> _What you need to do_
Continue the biography of Mitch Lasky below, starting after its final sentence about his time at Activision.

:: Source passage

American businessman (born 1962)

Mitchell Harold "Mitch" Lasky (born January 18, 1962) is a general partner at the Silicon Valley venture capital firm Benchmark and a former entrepreneur and video game executive.

==Education and early career==
Lasky received a B.A. degree in History and Literature from Harvard College and a J.D. from the University of Virginia School of Law.

Early in his career, Lasky practiced law at the Los Angeles firm Irell & Manella, where he worked on various technology-related intellectual property cases. In 1993, he joined The Walt Disney Company. He left Disney in 1994 to launch a multiplayer online game company, Serum Entertainment Software.

Lasky subsequently spent five years at video game publisher Activision, including a stint as executive vice president of Worldwide Studios, helping to launch Quake 3, Tony Hawk's Pro Skater, and Spider-Man.

::::
:: Available data

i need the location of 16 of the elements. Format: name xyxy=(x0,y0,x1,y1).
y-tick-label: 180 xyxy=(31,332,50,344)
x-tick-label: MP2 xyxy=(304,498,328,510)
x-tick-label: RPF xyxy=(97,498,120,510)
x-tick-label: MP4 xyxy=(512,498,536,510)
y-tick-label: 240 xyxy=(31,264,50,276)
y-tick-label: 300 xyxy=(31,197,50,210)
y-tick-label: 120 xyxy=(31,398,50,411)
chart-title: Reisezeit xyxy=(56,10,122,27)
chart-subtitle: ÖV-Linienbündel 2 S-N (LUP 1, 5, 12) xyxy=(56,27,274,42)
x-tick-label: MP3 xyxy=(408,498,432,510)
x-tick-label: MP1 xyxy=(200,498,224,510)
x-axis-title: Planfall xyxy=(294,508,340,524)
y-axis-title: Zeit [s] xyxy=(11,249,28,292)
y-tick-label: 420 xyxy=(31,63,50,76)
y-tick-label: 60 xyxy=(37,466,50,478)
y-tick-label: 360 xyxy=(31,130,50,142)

::::

> _Exercise response_
In 2000, he joined mobile games company JAMDAT as CEO, and took the company public in 2004. Electronic Arts acquired JAMDAT for $680 million in 2006. Lasky served as executive vice president of mobile and online games at Electronic Arts from 2006 to 2007, after the JAMDAT acquisition.

==Benchmark==
Lasky joined Benchmark in 2007 as a general partner. He focuses on identifying investment opportunities in mobile, games, digital privacy and identity, and online education. He has led the firm’s investments in and serves on the boards of Snapchat, Ubiquity6, CyanogenMod, Engine Yard, Gaia, Riot Games, PlayFab, Vivox, Grockit, Gaikai, RedRobot, Meteor Entertainment, thatgamecompany, and NaturalMotion.

==Personal life==
Mitch Lasky is the father of musician Benjamin "Quadeca" Lasky.